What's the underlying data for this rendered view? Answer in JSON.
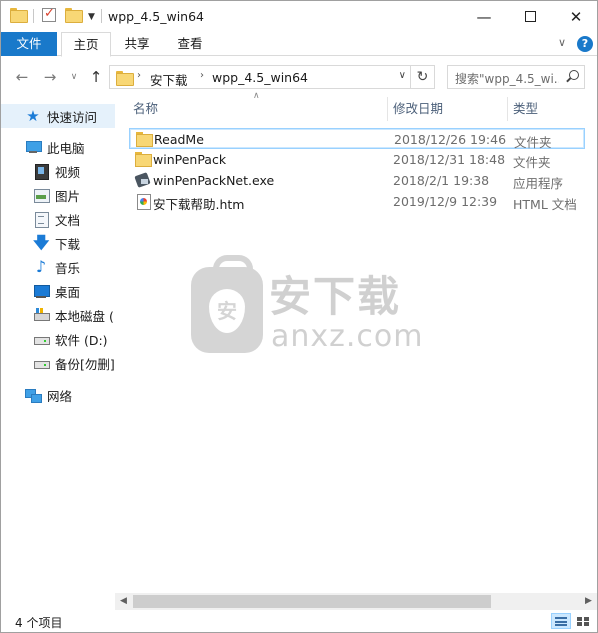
{
  "window": {
    "title": "wpp_4.5_win64"
  },
  "ribbon": {
    "tabs": [
      {
        "label": "文件"
      },
      {
        "label": "主页"
      },
      {
        "label": "共享"
      },
      {
        "label": "查看"
      }
    ]
  },
  "address": {
    "path": [
      "安下载",
      "wpp_4.5_win64"
    ],
    "search_placeholder": "搜索\"wpp_4.5_wi..."
  },
  "nav_pane": {
    "items": [
      {
        "label": "快速访问",
        "icon": "star-icon",
        "selected": true
      },
      {
        "label": "此电脑",
        "icon": "computer-icon"
      },
      {
        "label": "视频",
        "icon": "video-icon"
      },
      {
        "label": "图片",
        "icon": "picture-icon"
      },
      {
        "label": "文档",
        "icon": "document-icon"
      },
      {
        "label": "下载",
        "icon": "download-icon"
      },
      {
        "label": "音乐",
        "icon": "music-icon"
      },
      {
        "label": "桌面",
        "icon": "desktop-icon"
      },
      {
        "label": "本地磁盘 (",
        "icon": "local-disk-icon"
      },
      {
        "label": "软件 (D:)",
        "icon": "drive-icon"
      },
      {
        "label": "备份[勿删]",
        "icon": "drive-icon"
      },
      {
        "label": "网络",
        "icon": "network-icon"
      }
    ]
  },
  "file_list": {
    "columns": {
      "name": "名称",
      "date": "修改日期",
      "type": "类型"
    },
    "rows": [
      {
        "name": "ReadMe",
        "date": "2018/12/26 19:46",
        "type": "文件夹",
        "icon": "folder-icon",
        "selected": true
      },
      {
        "name": "winPenPack",
        "date": "2018/12/31 18:48",
        "type": "文件夹",
        "icon": "folder-icon"
      },
      {
        "name": "winPenPackNet.exe",
        "date": "2018/2/1 19:38",
        "type": "应用程序",
        "icon": "exe-icon"
      },
      {
        "name": "安下载帮助.htm",
        "date": "2019/12/9 12:39",
        "type": "HTML 文档",
        "icon": "html-file-icon"
      }
    ]
  },
  "watermark": {
    "big": "安下载",
    "small": "anxz.com",
    "badge": "安"
  },
  "status": {
    "item_count": "4 个项目"
  },
  "colors": {
    "accent": "#1979ca",
    "selection_border": "#99d1ff",
    "header_text": "#4c607a"
  }
}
_ _ _
Task details: Write out all the entries again, word for word, and print no images.

Written solution:
What's the underlying data for this rendered view? Answer in JSON.
{
  "window": {
    "title": "wpp_4.5_win64"
  },
  "ribbon": {
    "tabs": [
      {
        "label": "文件"
      },
      {
        "label": "主页"
      },
      {
        "label": "共享"
      },
      {
        "label": "查看"
      }
    ]
  },
  "address": {
    "path": [
      "安下载",
      "wpp_4.5_win64"
    ],
    "search_placeholder": "搜索\"wpp_4.5_wi..."
  },
  "nav_pane": {
    "items": [
      {
        "label": "快速访问",
        "icon": "star-icon",
        "selected": true
      },
      {
        "label": "此电脑",
        "icon": "computer-icon"
      },
      {
        "label": "视频",
        "icon": "video-icon"
      },
      {
        "label": "图片",
        "icon": "picture-icon"
      },
      {
        "label": "文档",
        "icon": "document-icon"
      },
      {
        "label": "下载",
        "icon": "download-icon"
      },
      {
        "label": "音乐",
        "icon": "music-icon"
      },
      {
        "label": "桌面",
        "icon": "desktop-icon"
      },
      {
        "label": "本地磁盘 (",
        "icon": "local-disk-icon"
      },
      {
        "label": "软件 (D:)",
        "icon": "drive-icon"
      },
      {
        "label": "备份[勿删]",
        "icon": "drive-icon"
      },
      {
        "label": "网络",
        "icon": "network-icon"
      }
    ]
  },
  "file_list": {
    "columns": {
      "name": "名称",
      "date": "修改日期",
      "type": "类型"
    },
    "rows": [
      {
        "name": "ReadMe",
        "date": "2018/12/26 19:46",
        "type": "文件夹",
        "icon": "folder-icon",
        "selected": true
      },
      {
        "name": "winPenPack",
        "date": "2018/12/31 18:48",
        "type": "文件夹",
        "icon": "folder-icon"
      },
      {
        "name": "winPenPackNet.exe",
        "date": "2018/2/1 19:38",
        "type": "应用程序",
        "icon": "exe-icon"
      },
      {
        "name": "安下载帮助.htm",
        "date": "2019/12/9 12:39",
        "type": "HTML 文档",
        "icon": "html-file-icon"
      }
    ]
  },
  "watermark": {
    "big": "安下载",
    "small": "anxz.com",
    "badge": "安"
  },
  "status": {
    "item_count": "4 个项目"
  },
  "colors": {
    "accent": "#1979ca",
    "selection_border": "#99d1ff",
    "header_text": "#4c607a"
  }
}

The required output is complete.